◆ Stored rows ◆
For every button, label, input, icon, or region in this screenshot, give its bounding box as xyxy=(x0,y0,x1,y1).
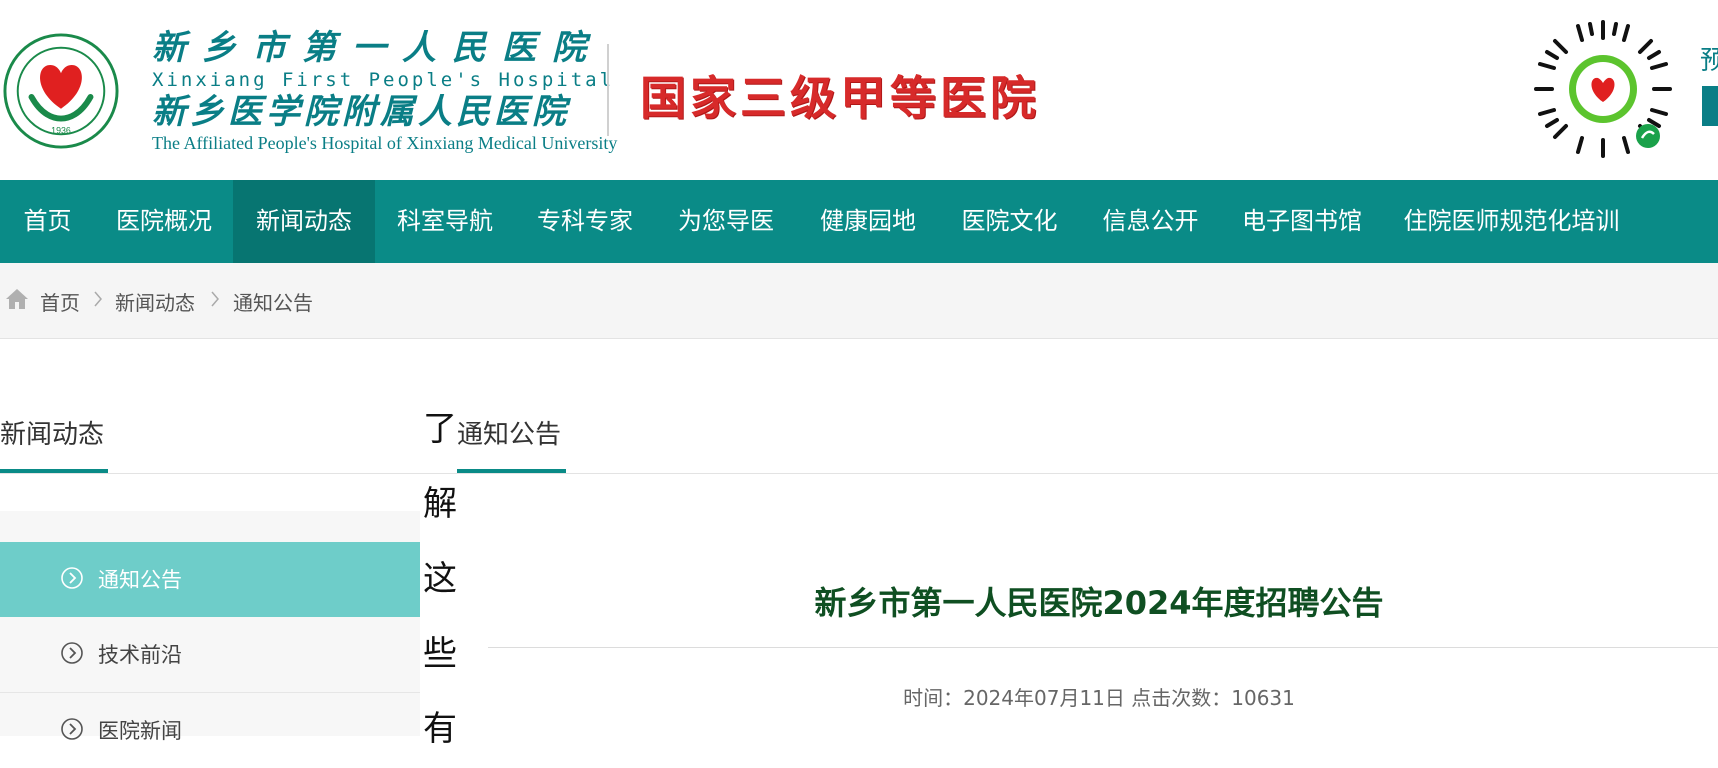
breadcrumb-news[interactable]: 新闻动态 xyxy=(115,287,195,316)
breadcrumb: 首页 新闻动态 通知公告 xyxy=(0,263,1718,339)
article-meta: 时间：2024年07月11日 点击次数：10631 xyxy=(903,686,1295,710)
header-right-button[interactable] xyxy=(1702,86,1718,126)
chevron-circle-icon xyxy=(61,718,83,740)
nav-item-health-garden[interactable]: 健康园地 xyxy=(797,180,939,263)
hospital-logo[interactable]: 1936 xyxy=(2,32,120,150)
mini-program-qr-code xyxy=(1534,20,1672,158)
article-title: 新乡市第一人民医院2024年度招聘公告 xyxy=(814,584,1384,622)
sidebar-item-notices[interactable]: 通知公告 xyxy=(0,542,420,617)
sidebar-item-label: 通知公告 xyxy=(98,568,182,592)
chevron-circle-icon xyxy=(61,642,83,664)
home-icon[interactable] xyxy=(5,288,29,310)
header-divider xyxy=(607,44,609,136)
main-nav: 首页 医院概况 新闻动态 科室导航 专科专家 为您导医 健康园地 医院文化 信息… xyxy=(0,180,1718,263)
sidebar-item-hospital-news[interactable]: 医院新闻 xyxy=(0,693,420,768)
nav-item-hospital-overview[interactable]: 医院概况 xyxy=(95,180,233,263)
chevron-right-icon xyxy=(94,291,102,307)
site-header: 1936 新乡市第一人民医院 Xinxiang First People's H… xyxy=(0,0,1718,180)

◆ Exercise task ◆
Switch every "chevron-circle-icon" in the entries above to "circle-arrow-icon", leaving everything else unchanged. Omit the picture from your answer.

◆ Task response ◆
For every button, label, input, icon, or region in this screenshot, give its bounding box as xyxy=(x0,y0,x1,y1).
breadcrumb-news[interactable]: 新闻动态 xyxy=(115,287,195,316)
breadcrumb: 首页 新闻动态 通知公告 xyxy=(0,263,1718,339)
article-meta: 时间：2024年07月11日 点击次数：10631 xyxy=(903,686,1295,710)
header-right-button[interactable] xyxy=(1702,86,1718,126)
circle-arrow-icon xyxy=(61,718,83,740)
nav-item-health-garden[interactable]: 健康园地 xyxy=(797,180,939,263)
hospital-logo[interactable]: 1936 xyxy=(2,32,120,150)
mini-program-qr-code xyxy=(1534,20,1672,158)
article-title: 新乡市第一人民医院2024年度招聘公告 xyxy=(814,584,1384,622)
sidebar-item-notices[interactable]: 通知公告 xyxy=(0,542,420,617)
sidebar-item-label: 通知公告 xyxy=(98,568,182,592)
circle-arrow-icon xyxy=(61,642,83,664)
home-icon[interactable] xyxy=(5,288,29,310)
header-divider xyxy=(607,44,609,136)
main-nav: 首页 医院概况 新闻动态 科室导航 专科专家 为您导医 健康园地 医院文化 信息… xyxy=(0,180,1718,263)
sidebar-item-hospital-news[interactable]: 医院新闻 xyxy=(0,693,420,768)
nav-item-hospital-overview[interactable]: 医院概况 xyxy=(95,180,233,263)
chevron-right-icon xyxy=(94,291,102,307)
site-header: 1936 新乡市第一人民医院 Xinxiang First People's H… xyxy=(0,0,1718,180)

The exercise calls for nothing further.